--- Short task ---
Out of the lines below, please list those that hold the string "General".

--- Records for this exercise ---
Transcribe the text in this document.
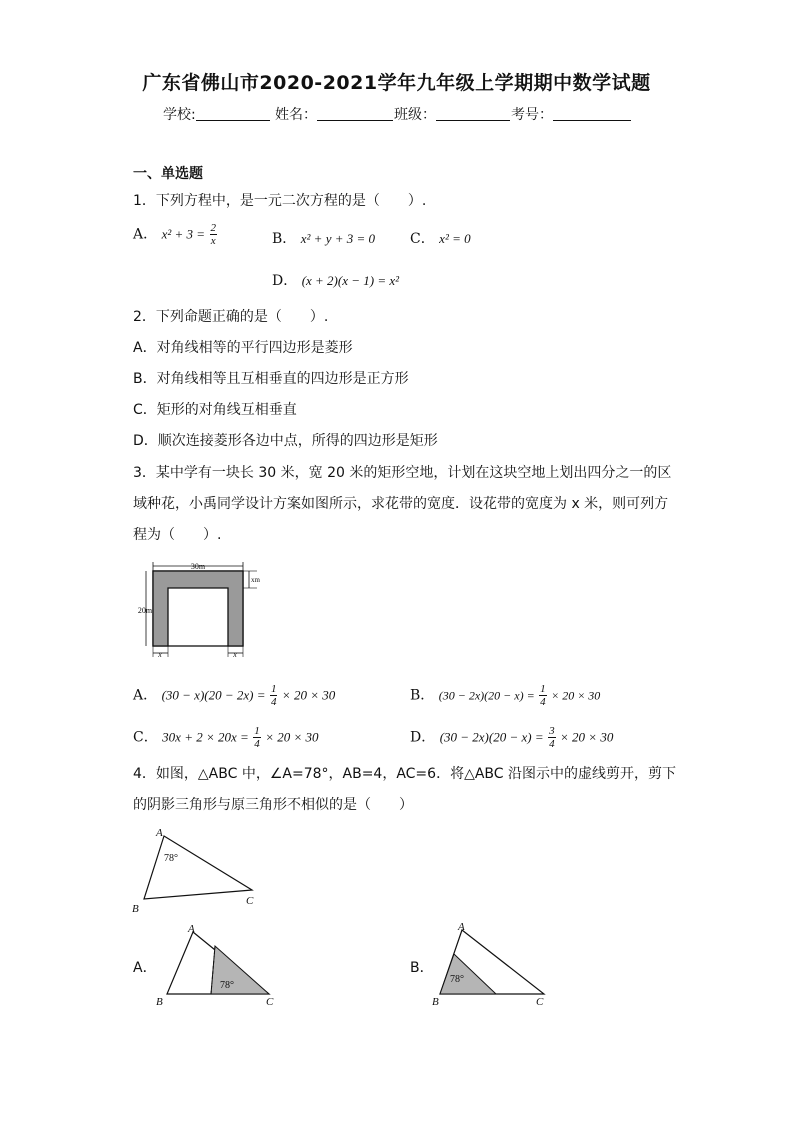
广东省佛山市2020-2021学年九年级上学期期中数学试题
学校:	姓名：	班级：	考号：
一、单选题
1．下列方程中，是一元二次方程的是（　　）.
A． $x^2 + 3 = \frac{2}{x}$	B． x² + y + 3 = 0 C． x² = 0
D． (x + 2)(x − 1) = x²
2．下列命题正确的是（　　）.
A．对角线相等的平行四边形是菱形
B．对角线相等且互相垂直的四边形是正方形
C．矩形的对角线互相垂直
D．顺次连接菱形各边中点，所得的四边形是矩形
3．某中学有一块长 30 米，宽 20 米的矩形空地，计划在这块空地上划出四分之一的区
域种花，小禹同学设计方案如图所示，求花带的宽度．设花带的宽度为 x 米，则可列方
程为（　　）.
30m
20m
xm
x	x
A． $(30 - x)(20 - 2x) = \frac{1}{4} \times 20 \times 30$	B． $(30 - 2x)(20 - x) = \frac{1}{4} \times 20 \times 30$
C． $30x + 2 \times 20x = \frac{1}{4} \times 20 \times 30$	D． $(30 - 2x)(20 - x) = \frac{3}{4} \times 20 \times 30$
4．如图，△ABC 中，∠A=78°，AB=4，AC=6．将△ABC 沿图示中的虚线剪开，剪下
的阴影三角形与原三角形不相似的是（　　）
A
B
C
78°
A．
A
B	C
78°
B．
A
B	C
78°
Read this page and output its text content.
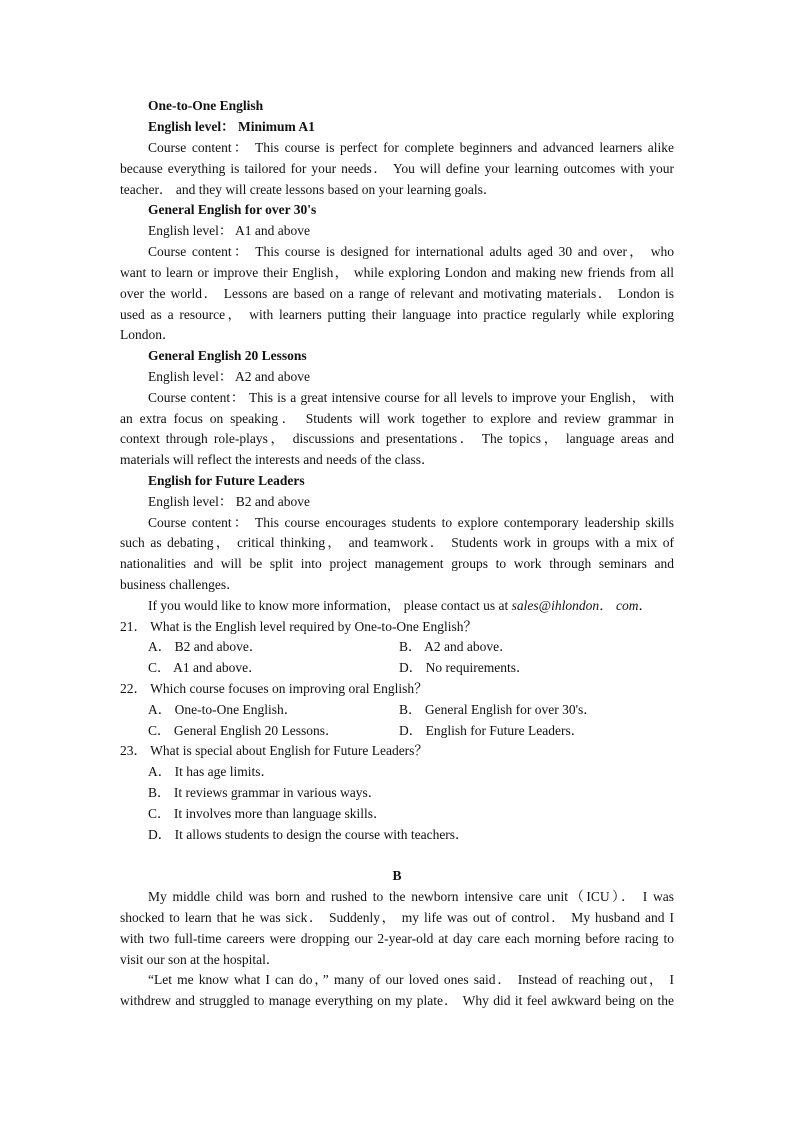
One-to-One English
English level： Minimum A1
Course content： This course is perfect for complete beginners and advanced learners alike
because everything is tailored for your needs． You will define your learning outcomes with your
teacher． and they will create lessons based on your learning goals．
General English for over 30's
English level： A1 and above
Course content： This course is designed for international adults aged 30 and over， who
want to learn or improve their English， while exploring London and making new friends from all
over the world． Lessons are based on a range of relevant and motivating materials． London is
used as a resource， with learners putting their language into practice regularly while exploring
London．
General English 20 Lessons
English level： A2 and above
Course content： This is a great intensive course for all levels to improve your English， with
an extra focus on speaking． Students will work together to explore and review grammar in
context through role-plays， discussions and presentations． The topics， language areas and
materials will reflect the interests and needs of the class．
English for Future Leaders
English level： B2 and above
Course content： This course encourages students to explore contemporary leadership skills
such as debating， critical thinking， and teamwork． Students work in groups with a mix of
nationalities and will be split into project management groups to work through seminars and
business challenges．
If you would like to know more information， please contact us at sales@ihlondon． com．
21． What is the English level required by One-to-One English？
A． B2 and above．	B． A2 and above．
C． A1 and above．	D． No requirements．
22． Which course focuses on improving oral English？
A． One-to-One English．	B． General English for over 30's．
C． General English 20 Lessons．	D． English for Future Leaders．
23． What is special about English for Future Leaders？
A． It has age limits．
B． It reviews grammar in various ways．
C． It involves more than language skills．
D． It allows students to design the course with teachers．
B
My middle child was born and rushed to the newborn intensive care unit（ICU）． I was
shocked to learn that he was sick． Suddenly， my life was out of control． My husband and I
with two full-time careers were dropping our 2-year-old at day care each morning before racing to
visit our son at the hospital．
“Let me know what I can do，” many of our loved ones said． Instead of reaching out， I
withdrew and struggled to manage everything on my plate． Why did it feel awkward being on the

--- Correct result ---
General English for over 30's
General English 20 Lessons
A． One-to-One English．	B． General English for over 30's．
C． General English 20 Lessons．	D． English for Future Leaders．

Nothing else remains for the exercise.